# WHAT IS BEING ASKED
Render every line of the items below as a Markdown table with the columns "No." and "Line", numbering each line in order and leaving out blank lines.

# INPUT
○ ○ ○ ○ ○ ○ ○
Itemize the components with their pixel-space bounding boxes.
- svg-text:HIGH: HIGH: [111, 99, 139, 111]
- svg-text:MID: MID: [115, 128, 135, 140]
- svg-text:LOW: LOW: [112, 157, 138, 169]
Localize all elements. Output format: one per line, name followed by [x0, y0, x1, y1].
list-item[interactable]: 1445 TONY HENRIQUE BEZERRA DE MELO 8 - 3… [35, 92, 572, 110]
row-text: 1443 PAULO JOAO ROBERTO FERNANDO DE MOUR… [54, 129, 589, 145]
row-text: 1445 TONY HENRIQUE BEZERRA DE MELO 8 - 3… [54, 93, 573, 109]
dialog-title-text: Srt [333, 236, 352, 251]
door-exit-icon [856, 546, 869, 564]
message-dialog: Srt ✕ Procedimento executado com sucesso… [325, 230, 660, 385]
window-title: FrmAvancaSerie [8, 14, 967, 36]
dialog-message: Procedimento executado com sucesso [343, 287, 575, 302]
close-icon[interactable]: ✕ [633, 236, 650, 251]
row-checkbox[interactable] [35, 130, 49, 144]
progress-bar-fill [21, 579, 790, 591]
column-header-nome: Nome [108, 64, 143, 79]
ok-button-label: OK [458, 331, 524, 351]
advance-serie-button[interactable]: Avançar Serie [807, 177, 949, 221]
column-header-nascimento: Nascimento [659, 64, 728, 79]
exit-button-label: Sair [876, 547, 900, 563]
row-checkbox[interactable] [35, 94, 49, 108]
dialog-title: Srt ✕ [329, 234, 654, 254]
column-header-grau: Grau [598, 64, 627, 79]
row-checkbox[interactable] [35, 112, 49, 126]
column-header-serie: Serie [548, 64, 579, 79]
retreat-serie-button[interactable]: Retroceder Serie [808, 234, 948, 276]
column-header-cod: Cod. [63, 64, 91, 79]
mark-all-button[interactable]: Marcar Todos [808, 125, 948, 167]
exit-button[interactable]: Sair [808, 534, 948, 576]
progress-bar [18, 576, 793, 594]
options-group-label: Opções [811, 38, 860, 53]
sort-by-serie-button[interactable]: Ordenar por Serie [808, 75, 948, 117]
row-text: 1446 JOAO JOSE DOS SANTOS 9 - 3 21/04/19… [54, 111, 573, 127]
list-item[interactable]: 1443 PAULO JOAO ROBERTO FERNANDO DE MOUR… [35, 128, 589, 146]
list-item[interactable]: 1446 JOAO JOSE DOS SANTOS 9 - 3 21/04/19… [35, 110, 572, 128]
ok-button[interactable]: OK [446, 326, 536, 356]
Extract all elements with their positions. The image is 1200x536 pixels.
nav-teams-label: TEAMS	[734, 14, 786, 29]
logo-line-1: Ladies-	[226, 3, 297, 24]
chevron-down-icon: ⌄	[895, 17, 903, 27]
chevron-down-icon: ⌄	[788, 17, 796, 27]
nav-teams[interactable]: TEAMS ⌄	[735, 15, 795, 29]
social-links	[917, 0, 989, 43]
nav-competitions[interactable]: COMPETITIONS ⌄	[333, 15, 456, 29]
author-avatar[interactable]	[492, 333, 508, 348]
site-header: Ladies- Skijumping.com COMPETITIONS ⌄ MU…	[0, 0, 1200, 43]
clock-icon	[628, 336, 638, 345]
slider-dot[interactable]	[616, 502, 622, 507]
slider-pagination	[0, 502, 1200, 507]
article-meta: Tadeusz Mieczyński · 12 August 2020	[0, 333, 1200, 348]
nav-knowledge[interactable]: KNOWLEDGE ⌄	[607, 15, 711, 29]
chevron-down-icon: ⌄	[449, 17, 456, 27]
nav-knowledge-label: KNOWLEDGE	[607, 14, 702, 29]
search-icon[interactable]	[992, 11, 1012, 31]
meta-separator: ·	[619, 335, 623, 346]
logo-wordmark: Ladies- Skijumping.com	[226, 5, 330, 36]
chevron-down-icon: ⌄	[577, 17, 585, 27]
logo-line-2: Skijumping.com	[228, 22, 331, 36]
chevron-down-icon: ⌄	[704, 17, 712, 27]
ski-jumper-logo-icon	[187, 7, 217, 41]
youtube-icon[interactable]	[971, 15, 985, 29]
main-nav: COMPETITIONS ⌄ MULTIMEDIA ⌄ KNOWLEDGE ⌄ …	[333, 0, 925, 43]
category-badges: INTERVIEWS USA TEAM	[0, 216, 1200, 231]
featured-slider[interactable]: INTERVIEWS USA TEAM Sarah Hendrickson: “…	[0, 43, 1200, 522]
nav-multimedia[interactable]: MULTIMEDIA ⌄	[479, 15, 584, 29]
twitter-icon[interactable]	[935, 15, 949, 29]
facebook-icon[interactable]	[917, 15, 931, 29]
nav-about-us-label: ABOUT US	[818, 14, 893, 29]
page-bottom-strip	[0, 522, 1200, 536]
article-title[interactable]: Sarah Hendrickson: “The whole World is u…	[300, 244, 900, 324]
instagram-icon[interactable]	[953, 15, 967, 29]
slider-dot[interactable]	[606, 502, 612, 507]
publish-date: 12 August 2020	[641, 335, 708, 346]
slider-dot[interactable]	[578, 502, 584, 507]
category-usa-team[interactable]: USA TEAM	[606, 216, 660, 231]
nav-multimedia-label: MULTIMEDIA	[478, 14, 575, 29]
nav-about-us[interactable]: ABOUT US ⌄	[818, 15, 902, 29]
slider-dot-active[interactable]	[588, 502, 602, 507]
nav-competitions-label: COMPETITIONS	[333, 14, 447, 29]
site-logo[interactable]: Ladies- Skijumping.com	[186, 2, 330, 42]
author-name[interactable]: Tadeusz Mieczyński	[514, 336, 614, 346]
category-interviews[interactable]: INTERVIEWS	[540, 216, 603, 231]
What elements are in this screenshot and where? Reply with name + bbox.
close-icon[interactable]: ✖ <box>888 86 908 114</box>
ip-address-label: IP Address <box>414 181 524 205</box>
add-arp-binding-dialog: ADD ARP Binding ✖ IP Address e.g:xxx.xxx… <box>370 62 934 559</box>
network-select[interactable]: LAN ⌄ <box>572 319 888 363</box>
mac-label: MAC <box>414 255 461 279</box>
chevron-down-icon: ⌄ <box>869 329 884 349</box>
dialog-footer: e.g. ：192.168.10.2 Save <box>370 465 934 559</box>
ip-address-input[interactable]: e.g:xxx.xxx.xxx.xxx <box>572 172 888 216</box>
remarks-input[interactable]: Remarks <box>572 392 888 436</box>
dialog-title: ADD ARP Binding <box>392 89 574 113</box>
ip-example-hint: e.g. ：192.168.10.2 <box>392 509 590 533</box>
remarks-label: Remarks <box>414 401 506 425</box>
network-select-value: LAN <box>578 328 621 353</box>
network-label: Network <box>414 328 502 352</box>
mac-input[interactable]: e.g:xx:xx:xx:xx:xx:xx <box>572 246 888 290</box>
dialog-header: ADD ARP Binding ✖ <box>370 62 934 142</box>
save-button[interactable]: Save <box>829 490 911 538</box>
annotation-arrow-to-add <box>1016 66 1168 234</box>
○ ○ ○ ○ ○ ○ ○
# TASK ANSWER
| No. | Line |
|---|---|
| 1 | Itemize the components with their pixel-space bounding boxes. |
| 2 | - svg-text:HIGH: HIGH: [111, 99, 139, 111] |
| 3 | - svg-text:MID: MID: [115, 128, 135, 140] |
| 4 | - svg-text:LOW: LOW: [112, 157, 138, 169] |
| 5 | Localize all elements. Output format: one per line, name followed by [x0, y0, x1, y1]. |
| 6 | list-item[interactable]: 1445 TONY HENRIQUE BEZERRA DE MELO 8 - 3… [35, 92, 572, 110] |
| 7 | row-text: 1443 PAULO JOAO ROBERTO FERNANDO DE MOUR… [54, 129, 589, 145] |
| 8 | row-text: 1445 TONY HENRIQUE BEZERRA DE MELO 8 - 3… [54, 93, 573, 109] |
| 9 | dialog-title-text: Srt [333, 236, 352, 251] |
| 10 | door-exit-icon [856, 546, 869, 564] |
| 11 | message-dialog: Srt ✕ Procedimento executado com sucesso… [325, 230, 660, 385] |
| 12 | window-title: FrmAvancaSerie [8, 14, 967, 36] |
| 13 | dialog-message: Procedimento executado com sucesso [343, 287, 575, 302] |
| 14 | close-icon[interactable]: ✕ [633, 236, 650, 251] |
| 15 | row-checkbox[interactable] [35, 130, 49, 144] |
| 16 | progress-bar-fill [21, 579, 790, 591] |
| 17 | column-header-nome: Nome [108, 64, 143, 79] |
| 18 | ok-button-label: OK [458, 331, 524, 351] |
| 19 | advance-serie-button[interactable]: Avançar Serie [807, 177, 949, 221] |
| 20 | column-header-nascimento: Nascimento [659, 64, 728, 79] |
| 21 | exit-button-label: Sair [876, 547, 900, 563] |
| 22 | row-checkbox[interactable] [35, 94, 49, 108] |
| 23 | dialog-title: Srt ✕ [329, 234, 654, 254] |
| 24 | column-header-grau: Grau [598, 64, 627, 79] |
| 25 | row-checkbox[interactable] [35, 112, 49, 126] |
| 26 | column-header-serie: Serie [548, 64, 579, 79] |
| 27 | retreat-serie-button[interactable]: Retroceder Serie [808, 234, 948, 276] |
| 28 | column-header-cod: Cod. [63, 64, 91, 79] |
| 29 | mark-all-button[interactable]: Marcar Todos [808, 125, 948, 167] |
| 30 | exit-button[interactable]: Sair [808, 534, 948, 576] |
| 31 | progress-bar [18, 576, 793, 594] |
| 32 | options-group-label: Opções [811, 38, 860, 53] |
| 33 | sort-by-serie-button[interactable]: Ordenar por Serie [808, 75, 948, 117] |
| 34 | row-text: 1446 JOAO JOSE DOS SANTOS 9 - 3 21/04/19… [54, 111, 573, 127] |
| 35 | list-item[interactable]: 1443 PAULO JOAO ROBERTO FERNANDO DE MOUR… [35, 128, 589, 146] |
| 36 | list-item[interactable]: 1446 JOAO JOSE DOS SANTOS 9 - 3 21/04/19… [35, 110, 572, 128] |
| 37 | ok-button[interactable]: OK [446, 326, 536, 356] |
| 38 | Extract all elements with their positions. The image is 1200x536 pixels. |
| 39 | nav-teams-label: TEAMS	[734, 14, 786, 29] |
| 40 | logo-line-1: Ladies-	[226, 3, 297, 24] |
| 41 | chevron-down-icon: ⌄	[895, 17, 903, 27] |
| 42 | chevron-down-icon: ⌄	[788, 17, 796, 27] |
| 43 | nav-teams[interactable]: TEAMS ⌄	[735, 15, 795, 29] |
| 44 | social-links	[917, 0, 989, 43] |
| 45 | nav-competitions[interactable]: COMPETITIONS ⌄	[333, 15, 456, 29] |
| 46 | author-avatar[interactable]	[492, 333, 508, 348] |
| 47 | site-header: Ladies- Skijumping.com COMPETITIONS ⌄ MU…	[0, 0, 1200, 43] |
| 48 | clock-icon	[628, 336, 638, 345] |
| 49 | slider-dot[interactable]	[616, 502, 622, 507] |
| 50 | slider-pagination	[0, 502, 1200, 507] |
| 51 | article-meta: Tadeusz Mieczyński · 12 August 2020	[0, 333, 1200, 348] |
| 52 | nav-knowledge[interactable]: KNOWLEDGE ⌄	[607, 15, 711, 29] |
| 53 | chevron-down-icon: ⌄	[449, 17, 456, 27] |
| 54 | nav-knowledge-label: KNOWLEDGE	[607, 14, 702, 29] |
| 55 | search-icon[interactable]	[992, 11, 1012, 31] |
| 56 | meta-separator: ·	[619, 335, 623, 346] |
| 57 | logo-wordmark: Ladies- Skijumping.com	[226, 5, 330, 36] |
| 58 | chevron-down-icon: ⌄	[577, 17, 585, 27] |
| 59 | logo-line-2: Skijumping.com	[228, 22, 331, 36] |
| 60 | chevron-down-icon: ⌄	[704, 17, 712, 27] |
| 61 | ski-jumper-logo-icon	[187, 7, 217, 41] |
| 62 | youtube-icon[interactable]	[971, 15, 985, 29] |
| 63 | main-nav: COMPETITIONS ⌄ MULTIMEDIA ⌄ KNOWLEDGE ⌄ …	[333, 0, 925, 43] |
| 64 | category-badges: INTERVIEWS USA TEAM	[0, 216, 1200, 231] |
| 65 | featured-slider[interactable]: INTERVIEWS USA TEAM Sarah Hendrickson: “…	[0, 43, 1200, 522] |
| 66 | nav-multimedia[interactable]: MULTIMEDIA ⌄	[479, 15, 584, 29] |
| 67 | twitter-icon[interactable]	[935, 15, 949, 29] |
| 68 | facebook-icon[interactable]	[917, 15, 931, 29] |
| 69 | nav-about-us-label: ABOUT US	[818, 14, 893, 29] |
| 70 | page-bottom-strip	[0, 522, 1200, 536] |
| 71 | article-title[interactable]: Sarah Hendrickson: “The whole World is u…	[300, 244, 900, 324] |
| 72 | instagram-icon[interactable]	[953, 15, 967, 29] |
| 73 | slider-dot[interactable]	[606, 502, 612, 507] |
| 74 | publish-date: 12 August 2020	[641, 335, 708, 346] |
| 75 | slider-dot[interactable]	[578, 502, 584, 507] |
| 76 | category-usa-team[interactable]: USA TEAM	[606, 216, 660, 231] |
| 77 | nav-multimedia-label: MULTIMEDIA	[478, 14, 575, 29] |
| 78 | nav-about-us[interactable]: ABOUT US ⌄	[818, 15, 902, 29] |
| 79 | slider-dot-active[interactable]	[588, 502, 602, 507] |
| 80 | nav-competitions-label: COMPETITIONS	[333, 14, 447, 29] |
| 81 | site-logo[interactable]: Ladies- Skijumping.com	[186, 2, 330, 42] |
| 82 | author-name[interactable]: Tadeusz Mieczyński	[514, 336, 614, 346] |
| 83 | category-interviews[interactable]: INTERVIEWS	[540, 216, 603, 231] |
| 84 | What elements are in this screenshot and where? Reply with name + bbox. |
| 85 | close-icon[interactable]: ✖ <box>888 86 908 114</box> |
| 86 | ip-address-label: IP Address <box>414 181 524 205</box> |
| 87 | add-arp-binding-dialog: ADD ARP Binding ✖ IP Address e.g:xxx.xxx… <box>370 62 934 559</box> |
| 88 | network-select[interactable]: LAN ⌄ <box>572 319 888 363</box> |
| 89 | mac-label: MAC <box>414 255 461 279</box> |
| 90 | chevron-down-icon: ⌄ <box>869 329 884 349</box> |
| 91 | dialog-footer: e.g. ：192.168.10.2 Save <box>370 465 934 559</box> |
| 92 | ip-address-input[interactable]: e.g:xxx.xxx.xxx.xxx <box>572 172 888 216</box> |
| 93 | remarks-input[interactable]: Remarks <box>572 392 888 436</box> |
| 94 | dialog-title: ADD ARP Binding <box>392 89 574 113</box> |
| 95 | ip-example-hint: e.g. ：192.168.10.2 <box>392 509 590 533</box> |
| 96 | remarks-label: Remarks <box>414 401 506 425</box> |
| 97 | network-select-value: LAN <box>578 328 621 353</box> |
| 98 | network-label: Network <box>414 328 502 352</box> |
| 99 | mac-input[interactable]: e.g:xx:xx:xx:xx:xx:xx <box>572 246 888 290</box> |
| 100 | dialog-header: ADD ARP Binding ✖ <box>370 62 934 142</box> |
| 101 | save-button[interactable]: Save <box>829 490 911 538</box> |
| 102 | annotation-arrow-to-add <box>1016 66 1168 234</box> |